───── Trecho do documento

A localização de Karlsruhe, no estado de Baden e próxima à fronteira com a França, facilitava a viagem dos muitos participantes das diferentes nacionalidades.

Como exemplo do grau de dispersão entre os químicos de então, apenas o livro Lehrbuch der Organischen Chemie (Manual de Química Orgânica), de Kekulé, elencava dezenove fórmulas diferentes para representar o ácido acético (base do nosso conhecido vinagre).

Até mesmo a ideia de atomismo continuava posta em dúvida e seus adversários ganhavam força.

Uma importante questão referia-se aos pesos atômicos relativos dos elementos químicos conhecidos: havia vários sistemas em uso, nenhum deles conclusivo.

Entre os sistemas teóricos propostos para a descrição de átomos, moléculas e fórmulas, um dos mais acurados era o elaborado por dois químicos franceses, Charles Gerhardt e Auguste Laurent, que, entretanto, eram marginalizados por questões políticas, já que defendiam ideais socialistas.  Não obstante, contavam com um pequeno grupo de apoiadores, entre eles o trio organizador do Congresso: Kekulé, Wurtz e Weltzien.

Vimos (v. O Processo do Conhecimento, Out 2015) que um destes sistemas assumia o peso atômico do hidrogênio arbitrariamente como 1 e buscava determinar o peso dos demais elementos por comparação; por exemplo, 6 para o carbono, 8 para o oxigênio.

Por decorrência, as incertezas quanto aos pesos atômicos refletiam-se nas composições das substâncias e suas possíveis fórmulas químicas, como no mencionado caso do ácido acético.

Os três dias de trabalho do Congresso não seriam, entretanto, suficientes para que se dissipassem todas as questões básicas, como diferenças entre pesos atômicos e pesos moleculares, embora os conceitos de átomo, molécula e equivalente tenham sido mais bem definidos.  O resultado prático mais substancial residiu na manutenção do modelo de Berzelius para a escrita de fórmulas.

O sucesso do encontro, porém, na ausência de um amplo consenso, viria a se dar em grande medida de uma forma inesperada.

No último dia de debates circularam entre os presentes algumas cópias do trabalho de 1858 do ainda jovem químico italiano Stanislao Cannizzaro (v. artigo anterior), intitulado Sunto di un Corso di Filosofia Chimica (Esboço de um Curso de Filosofia Química), em que este acrescentava seus esclarecimentos à hipótese de Avogadro sobre a teoria atômica, estabelecendo clara distinção entre peso atômico e peso molecular (emprega-se hoje o termo massa e não peso).

──────────
───── Dados fornecidos

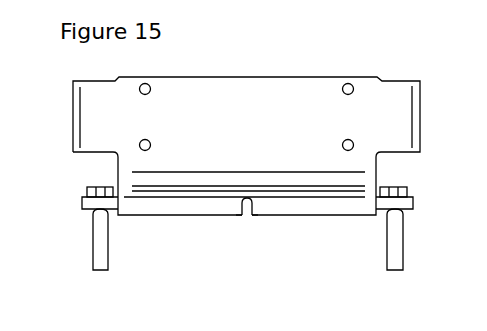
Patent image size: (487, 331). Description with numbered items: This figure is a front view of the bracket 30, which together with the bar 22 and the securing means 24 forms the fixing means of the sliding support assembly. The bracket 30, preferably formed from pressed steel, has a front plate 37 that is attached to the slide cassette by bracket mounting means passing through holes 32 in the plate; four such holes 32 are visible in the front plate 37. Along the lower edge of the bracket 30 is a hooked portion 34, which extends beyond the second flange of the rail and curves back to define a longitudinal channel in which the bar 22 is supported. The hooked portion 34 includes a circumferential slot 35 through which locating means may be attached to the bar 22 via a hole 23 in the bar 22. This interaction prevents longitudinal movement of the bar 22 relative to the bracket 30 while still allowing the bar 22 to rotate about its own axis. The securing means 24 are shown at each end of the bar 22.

The bar 22 is at (82, 205).
The hole 23 is at (247, 213).
The securing means 24 is at (99, 257).
The bracket 30 is at (293, 77).
The holes 32 is at (350, 87).
The hooked portion 34 is at (331, 215).
The circumferential slot 35 is at (236, 210).
The front plate 37 is at (228, 97).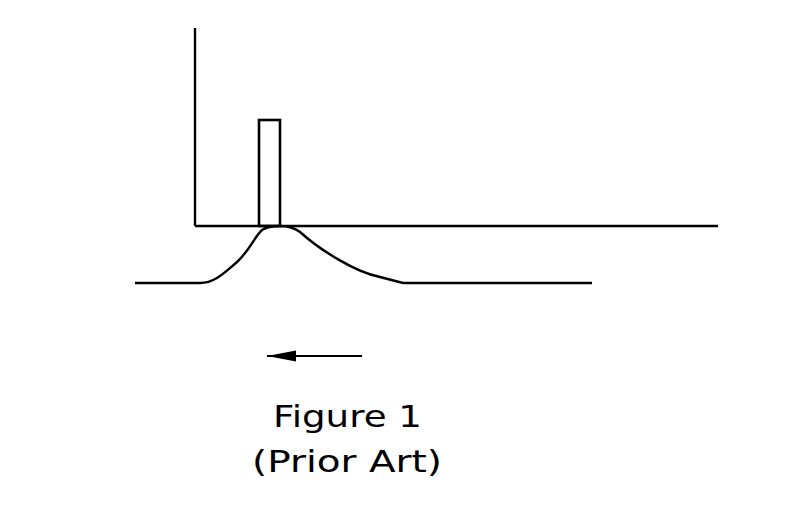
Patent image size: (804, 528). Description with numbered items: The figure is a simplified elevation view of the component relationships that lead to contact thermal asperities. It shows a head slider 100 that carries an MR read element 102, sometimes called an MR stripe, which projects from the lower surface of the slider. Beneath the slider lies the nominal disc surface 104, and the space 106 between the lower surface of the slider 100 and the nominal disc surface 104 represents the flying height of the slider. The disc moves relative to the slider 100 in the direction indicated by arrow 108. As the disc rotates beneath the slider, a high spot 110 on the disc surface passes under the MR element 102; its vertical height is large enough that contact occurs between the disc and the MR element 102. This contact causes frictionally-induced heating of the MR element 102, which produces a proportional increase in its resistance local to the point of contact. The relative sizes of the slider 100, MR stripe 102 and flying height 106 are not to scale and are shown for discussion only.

The head slider 100 is at (195, 72).
The MR read element 102 is at (280, 147).
The nominal disc surface 104 is at (152, 283).
The flying height 106 is at (465, 258).
The arrow 108 is at (324, 356).
The high spot 110 is at (235, 262).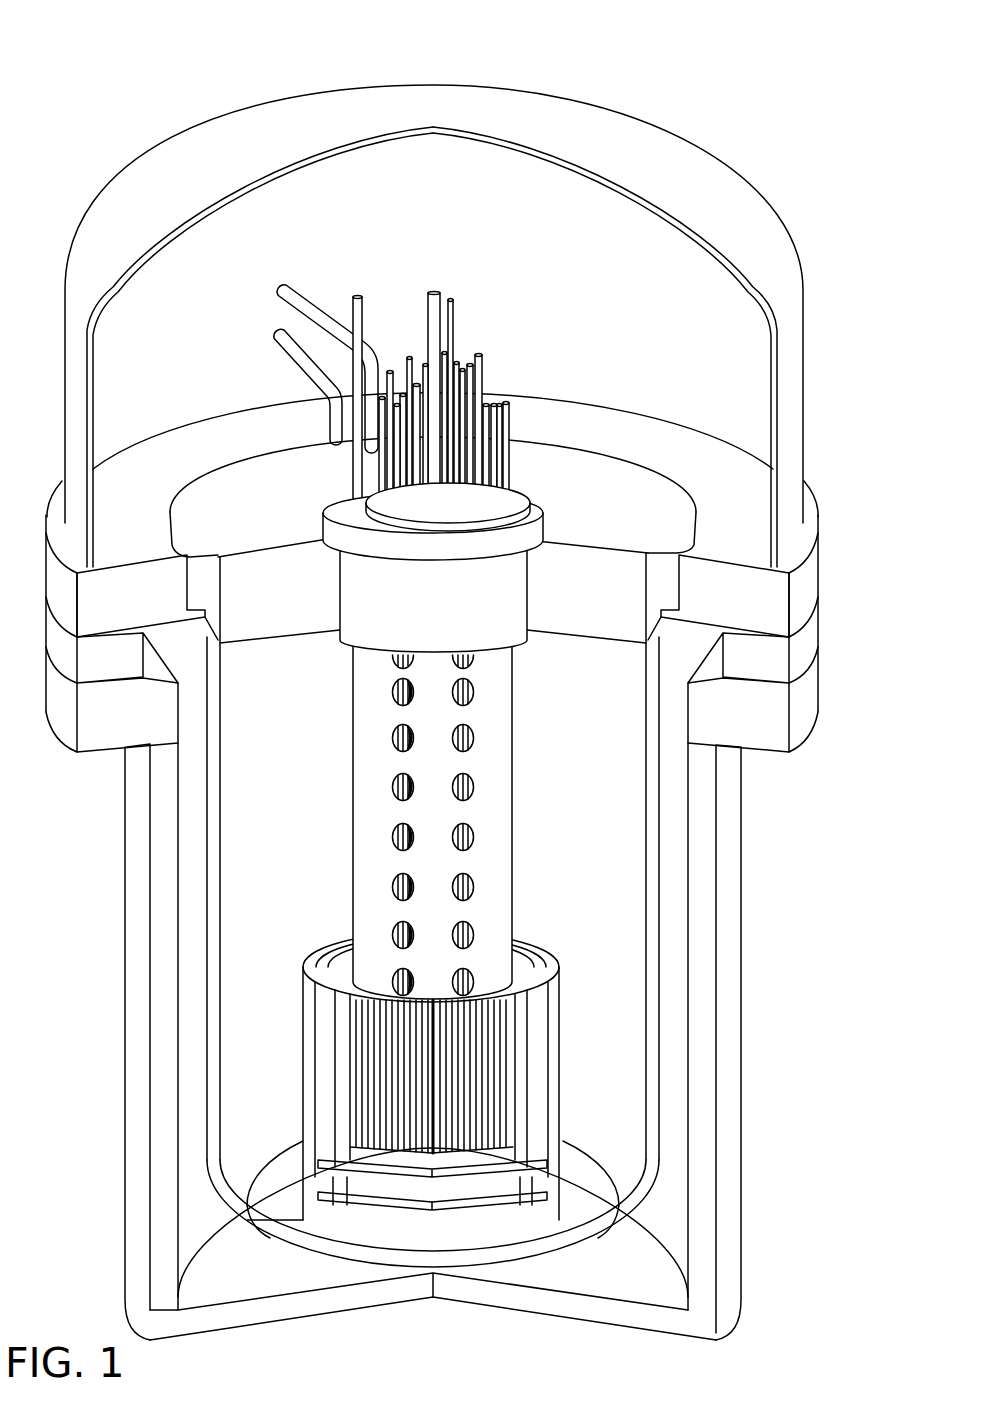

──────────

== Lista de tarefas ==
1. Transcreva literalmente, do texto sobre o Congresso de Karlsruhe, a passagem que vai de "Por decorrência, as" até "escrita de fórmulas.".
2. Responda com base no texto sobre o Congresso de Karlsruhe:
(a) Quantas fórmulas diferentes para representar o ácido acético o livro de Kekulé elencava?
(b) Quantos dias de trabalho teve o Congresso?
(c) De que ano é o trabalho de Cannizzaro que circulou entre os presentes no último dia de debates?
3. Escreva a continuação do texto sobre o Congresso de Karlsruhe a partir do ponto em que ele termina.

== Respostas por tarefa ==
1.
Por decorrência, as incertezas quanto aos pesos atômicos refletiam-se nas composições das substâncias e suas possíveis fórmulas químicas, como no mencionado caso do ácido acético.

Os três dias de trabalho do Congresso não seriam, entretanto, suficientes para que se dissipassem todas as questões básicas, como diferenças entre pesos atômicos e pesos moleculares, embora os conceitos de átomo, molécula e equivalente tenham sido mais bem definidos.  O resultado prático mais substancial residiu na manutenção do modelo de Berzelius para a escrita de fórmulas.

2.
(a) Dezenove.
(b) Três.
(c) 1858.

3.
A compreensão de que (1) o hidrogênio na natureza não se apresenta como átomo individual e sim como uma molécula composta por dois átomos, aliada à (2) hipótese de Avogadro, que supõe que volumes iguais de gases às mesmas condições de pressão e temperatura têm o mesmo número de moléculas ou átomos e que, portanto, (3) podem ser usados para se calcular os pesos atômicos de seus elementos componentes, era muito esclarecedora.

A explanação de Cannizzaro causou forte impressão sobre os cerca de 140 delegados e conseguiu adeptos imediatos, como o químico alemão Lothar Meyer (apesar de seu ceticismo ácido quanto ao Congresso), que então se empenhava na busca de alguma regularidade ou relação entre os elementos químicos conhecidos.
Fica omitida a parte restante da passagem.